— YOUR GOAL —
Find the lines that contain the word "color" and copy each one.

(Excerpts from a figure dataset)
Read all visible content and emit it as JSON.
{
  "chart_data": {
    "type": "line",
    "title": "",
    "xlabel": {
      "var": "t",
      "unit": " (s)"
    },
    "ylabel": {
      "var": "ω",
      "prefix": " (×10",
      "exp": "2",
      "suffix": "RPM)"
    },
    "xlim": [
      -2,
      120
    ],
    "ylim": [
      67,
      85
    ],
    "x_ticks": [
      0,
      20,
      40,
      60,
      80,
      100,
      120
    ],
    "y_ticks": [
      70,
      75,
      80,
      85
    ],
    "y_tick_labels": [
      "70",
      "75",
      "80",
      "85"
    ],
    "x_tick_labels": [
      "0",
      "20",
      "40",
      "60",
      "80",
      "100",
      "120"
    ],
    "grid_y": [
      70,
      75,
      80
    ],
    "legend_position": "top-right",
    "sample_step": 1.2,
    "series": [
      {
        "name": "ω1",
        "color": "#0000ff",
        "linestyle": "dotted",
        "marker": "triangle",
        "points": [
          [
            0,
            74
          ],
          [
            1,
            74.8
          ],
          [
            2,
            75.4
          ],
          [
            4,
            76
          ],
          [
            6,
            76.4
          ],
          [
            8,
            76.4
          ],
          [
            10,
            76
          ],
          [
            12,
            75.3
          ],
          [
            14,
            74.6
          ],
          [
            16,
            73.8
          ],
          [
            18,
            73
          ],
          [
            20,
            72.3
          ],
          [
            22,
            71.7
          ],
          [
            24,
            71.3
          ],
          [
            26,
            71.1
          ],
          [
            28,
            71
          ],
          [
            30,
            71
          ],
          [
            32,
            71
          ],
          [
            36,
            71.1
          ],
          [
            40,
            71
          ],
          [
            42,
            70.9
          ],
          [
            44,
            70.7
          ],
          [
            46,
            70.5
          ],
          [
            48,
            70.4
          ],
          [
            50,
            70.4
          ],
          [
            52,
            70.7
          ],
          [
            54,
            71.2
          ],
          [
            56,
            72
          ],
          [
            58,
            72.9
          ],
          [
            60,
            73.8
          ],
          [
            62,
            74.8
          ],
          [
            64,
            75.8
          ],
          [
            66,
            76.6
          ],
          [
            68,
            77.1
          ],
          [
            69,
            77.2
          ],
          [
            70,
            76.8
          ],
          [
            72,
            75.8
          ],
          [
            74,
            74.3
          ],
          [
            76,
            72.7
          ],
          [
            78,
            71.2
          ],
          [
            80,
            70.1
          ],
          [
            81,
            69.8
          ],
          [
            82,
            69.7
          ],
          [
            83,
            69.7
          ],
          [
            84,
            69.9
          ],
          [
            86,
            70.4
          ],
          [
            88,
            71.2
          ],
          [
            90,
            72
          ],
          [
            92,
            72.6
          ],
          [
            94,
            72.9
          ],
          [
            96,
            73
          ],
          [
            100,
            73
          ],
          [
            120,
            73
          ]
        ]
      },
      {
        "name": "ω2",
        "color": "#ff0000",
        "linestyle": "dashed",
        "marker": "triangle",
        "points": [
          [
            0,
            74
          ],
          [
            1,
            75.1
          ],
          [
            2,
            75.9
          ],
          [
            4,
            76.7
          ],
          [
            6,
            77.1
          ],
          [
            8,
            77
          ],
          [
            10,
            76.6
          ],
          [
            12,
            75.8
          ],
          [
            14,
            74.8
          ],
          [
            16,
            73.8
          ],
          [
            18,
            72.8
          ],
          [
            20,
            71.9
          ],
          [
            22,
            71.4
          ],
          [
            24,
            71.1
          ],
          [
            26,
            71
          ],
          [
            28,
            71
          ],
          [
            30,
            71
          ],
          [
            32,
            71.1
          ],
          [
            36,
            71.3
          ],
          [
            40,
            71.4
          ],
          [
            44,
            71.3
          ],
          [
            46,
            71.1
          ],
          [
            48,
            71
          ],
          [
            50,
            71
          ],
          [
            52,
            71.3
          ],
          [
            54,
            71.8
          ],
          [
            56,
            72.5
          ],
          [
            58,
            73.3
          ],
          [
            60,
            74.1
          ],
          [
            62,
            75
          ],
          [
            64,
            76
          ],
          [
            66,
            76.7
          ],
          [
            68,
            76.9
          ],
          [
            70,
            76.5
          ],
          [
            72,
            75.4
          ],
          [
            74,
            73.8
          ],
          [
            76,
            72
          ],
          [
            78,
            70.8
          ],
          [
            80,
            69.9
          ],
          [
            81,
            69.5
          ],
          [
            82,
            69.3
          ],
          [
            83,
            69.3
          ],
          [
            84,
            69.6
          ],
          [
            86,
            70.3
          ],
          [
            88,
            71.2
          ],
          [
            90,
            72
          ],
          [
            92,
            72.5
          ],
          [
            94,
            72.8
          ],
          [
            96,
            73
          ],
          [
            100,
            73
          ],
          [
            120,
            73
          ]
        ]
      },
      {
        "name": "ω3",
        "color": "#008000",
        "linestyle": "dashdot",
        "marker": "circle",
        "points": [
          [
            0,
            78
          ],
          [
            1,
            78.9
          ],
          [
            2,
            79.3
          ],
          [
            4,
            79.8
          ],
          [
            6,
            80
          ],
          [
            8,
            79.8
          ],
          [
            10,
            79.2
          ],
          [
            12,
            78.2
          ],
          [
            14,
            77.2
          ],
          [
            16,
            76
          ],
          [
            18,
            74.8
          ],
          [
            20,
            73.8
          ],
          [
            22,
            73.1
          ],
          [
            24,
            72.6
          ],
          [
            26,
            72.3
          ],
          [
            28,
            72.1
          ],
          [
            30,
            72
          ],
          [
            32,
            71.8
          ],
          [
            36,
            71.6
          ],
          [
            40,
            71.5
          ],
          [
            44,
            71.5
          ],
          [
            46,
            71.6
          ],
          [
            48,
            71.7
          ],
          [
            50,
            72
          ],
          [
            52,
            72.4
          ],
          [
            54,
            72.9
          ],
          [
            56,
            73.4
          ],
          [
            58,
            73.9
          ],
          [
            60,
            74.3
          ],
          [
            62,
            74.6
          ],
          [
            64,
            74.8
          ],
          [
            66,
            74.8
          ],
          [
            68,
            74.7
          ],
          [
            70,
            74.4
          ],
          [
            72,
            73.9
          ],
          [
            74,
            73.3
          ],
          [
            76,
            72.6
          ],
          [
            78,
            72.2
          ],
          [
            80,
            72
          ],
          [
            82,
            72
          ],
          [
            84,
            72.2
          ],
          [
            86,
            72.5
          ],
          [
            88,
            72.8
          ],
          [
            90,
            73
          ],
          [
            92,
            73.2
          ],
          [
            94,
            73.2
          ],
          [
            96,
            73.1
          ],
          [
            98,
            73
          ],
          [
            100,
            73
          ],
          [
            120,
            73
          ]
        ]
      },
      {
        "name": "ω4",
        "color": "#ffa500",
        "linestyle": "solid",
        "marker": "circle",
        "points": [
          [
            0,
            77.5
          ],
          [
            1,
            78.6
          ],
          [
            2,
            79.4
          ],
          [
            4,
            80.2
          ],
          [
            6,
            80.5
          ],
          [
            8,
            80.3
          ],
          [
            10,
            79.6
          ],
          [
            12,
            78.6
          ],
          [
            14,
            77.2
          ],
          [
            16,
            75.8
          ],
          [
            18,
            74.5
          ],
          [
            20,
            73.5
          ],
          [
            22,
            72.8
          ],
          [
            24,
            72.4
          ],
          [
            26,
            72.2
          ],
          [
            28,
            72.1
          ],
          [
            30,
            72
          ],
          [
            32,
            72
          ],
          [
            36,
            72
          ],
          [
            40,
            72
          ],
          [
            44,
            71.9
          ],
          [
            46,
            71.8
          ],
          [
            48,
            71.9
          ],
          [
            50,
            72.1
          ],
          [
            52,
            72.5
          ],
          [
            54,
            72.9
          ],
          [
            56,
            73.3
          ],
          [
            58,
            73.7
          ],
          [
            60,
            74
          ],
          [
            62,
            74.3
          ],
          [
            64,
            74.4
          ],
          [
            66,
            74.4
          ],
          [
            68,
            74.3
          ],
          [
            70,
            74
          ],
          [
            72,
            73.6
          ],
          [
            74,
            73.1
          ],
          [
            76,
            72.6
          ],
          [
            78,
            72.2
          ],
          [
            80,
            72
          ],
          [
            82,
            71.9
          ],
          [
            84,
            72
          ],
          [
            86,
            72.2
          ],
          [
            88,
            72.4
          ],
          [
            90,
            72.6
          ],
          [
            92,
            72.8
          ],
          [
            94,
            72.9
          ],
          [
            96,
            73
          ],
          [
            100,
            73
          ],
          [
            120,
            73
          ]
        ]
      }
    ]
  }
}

— TASK ANSWER —
        "color": "#0000ff",
        "color": "#ff0000",
        "color": "#008000",
        "color": "#ffa500",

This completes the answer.